Creating virtual machines from physical computers is more complicated than just copying memory and disk files to a host. Going virtual can be a complex procedure fraught with challenges and unanticipated roadblocks. If you're getting ready to start P2V conversions, find out what to expect by reading answers to some frequently asked questions.
How should I prepare for P2V conversions?
The first step in any successful physical to virtual (P2V) migration process is determining the physical resources a new virtual machine (VM) will consume. Consolidating several physical machines onto one host without first monitoring actual resource use is a recipe for disaster. Using performance-monitoring tools, such as Windows PerfMon, you can determine how much memory, processing power and hard disk space your current physical computers consume, so that you know whether your hosts have the resources to house those machines as VMs. Monitor resource use through a complete business cycle to identify any potential usage spikes.
Can I virtualize any physical computer?
The simple answer is no. There are several potential roadblocks to P2V conversions that would prevent you from virtualizing some physical computers. Some legacy hardware cannot be virtualized. For example, most major virtualization platforms do not support 16-bit guest operating systems. You can run into similar problems for computers running outdated applications. Applications that use specialized hardware can also sometimes upset a P2V migration. If the physical server uses USB devices or specialized video cards, for example, you may be out of luck.
Do I have to pay for third-party P2V migration tools?
Many virtualization platforms include built-in P2V functionality. The two most popular platforms, VMware's vCenter and Microsoft System Center Virtual Machine Manager, will both work just fine for converting physical machines to virtual machines. Citrix Systems Inc., Quest Software Inc. and Paragon Software Group also offer free P2V tools. There are many other third-party companies that offer their own tools for P2V conversions. Some of these tools perform faster than hypervisor vendors' options and include additional features. If you will be performing many P2V migrations, a faster third-party application could be an attractive option.

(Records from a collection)
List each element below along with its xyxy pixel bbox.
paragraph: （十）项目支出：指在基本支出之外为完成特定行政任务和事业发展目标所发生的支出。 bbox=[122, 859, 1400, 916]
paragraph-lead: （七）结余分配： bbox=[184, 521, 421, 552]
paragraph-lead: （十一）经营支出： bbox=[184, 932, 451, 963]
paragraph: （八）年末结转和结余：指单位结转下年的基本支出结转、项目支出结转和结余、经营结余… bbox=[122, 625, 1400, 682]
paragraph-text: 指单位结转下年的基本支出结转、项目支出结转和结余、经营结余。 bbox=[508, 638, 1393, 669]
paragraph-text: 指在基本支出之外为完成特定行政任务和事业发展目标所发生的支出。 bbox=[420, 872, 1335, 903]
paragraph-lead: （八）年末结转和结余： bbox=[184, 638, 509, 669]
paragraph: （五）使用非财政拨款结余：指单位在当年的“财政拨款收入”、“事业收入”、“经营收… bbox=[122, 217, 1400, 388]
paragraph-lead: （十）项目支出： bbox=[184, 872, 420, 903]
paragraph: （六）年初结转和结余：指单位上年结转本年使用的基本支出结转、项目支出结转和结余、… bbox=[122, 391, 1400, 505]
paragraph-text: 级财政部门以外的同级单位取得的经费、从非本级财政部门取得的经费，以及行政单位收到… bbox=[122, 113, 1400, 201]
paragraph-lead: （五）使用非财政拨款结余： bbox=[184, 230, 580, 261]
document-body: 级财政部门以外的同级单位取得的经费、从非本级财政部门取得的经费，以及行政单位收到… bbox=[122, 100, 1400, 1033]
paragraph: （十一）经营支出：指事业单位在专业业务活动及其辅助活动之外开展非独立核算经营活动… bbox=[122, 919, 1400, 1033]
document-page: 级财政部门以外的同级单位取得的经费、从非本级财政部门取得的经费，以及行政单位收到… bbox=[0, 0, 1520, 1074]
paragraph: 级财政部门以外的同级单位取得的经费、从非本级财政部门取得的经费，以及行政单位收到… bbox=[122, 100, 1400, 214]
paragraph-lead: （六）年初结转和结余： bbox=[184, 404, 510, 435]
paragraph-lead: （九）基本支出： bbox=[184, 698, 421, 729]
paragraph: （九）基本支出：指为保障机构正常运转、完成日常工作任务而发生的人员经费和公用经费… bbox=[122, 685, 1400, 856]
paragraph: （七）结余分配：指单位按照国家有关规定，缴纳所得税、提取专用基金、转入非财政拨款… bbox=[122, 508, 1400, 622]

Set of tasks.
a: Answer these questions from the text on P2V conversions, one per line:
(i) What performance-monitoring tool is given as an example?
(ii) What kind of guest operating systems do most major virtualization platforms not support?
(iii) Which two platforms are named as the most popular?
b: Using the text on P2V conversions, say whether each statement agrees with it. Answer yes or no and quote the words that decide it.
(i) Resource use should be tracked through a complete business cycle.
(ii) Any physical computer can be turned into a virtual machine.
(iii) Citrix Systems Inc. offers a free P2V tool.
c: Carry the text on P2V conversions forward from its last sentence.

Task results.
a:
(i) Windows PerfMon
(ii) 16-bit guest operating systems
(iii) VMware's vCenter and Microsoft System Center Virtual Machine Manager

b:
(i) Yes: "Monitor resource use through a complete business cycle to identify any potential usage spikes."
(ii) No: "The simple answer is no."
(iii) Yes: "Citrix Systems Inc., Quest Software Inc. and Paragon Software Group also offer free P2V tools."

c:
What are the differences between P2V migration tools?
In general, the value of a third-party P2V migration product is its improved speed or added features, compared with hypervisor vendors' options. Some products from third-party companies, such as PlateSpin Migrate, can even help you cross platform lines by creating platform independent images -- a useful feature in a multihypervisor environment, or when switching from one vendor to another. Be sure to compare third-party P2V products before selecting one.
When should I bring my new virtual servers online after P2V conversions?
Before bringing new VMs online, be sure your physical server is offline -- and stays off. Most P2V tools automatically power down the physical machine as they bring the VM online, but never manually power on both at the same time. In many cases, you've designed the new VM to run as an exact copy of the physical machine. Imagine having two computers with the exact same domain characteristics communicating on the same network at the same time.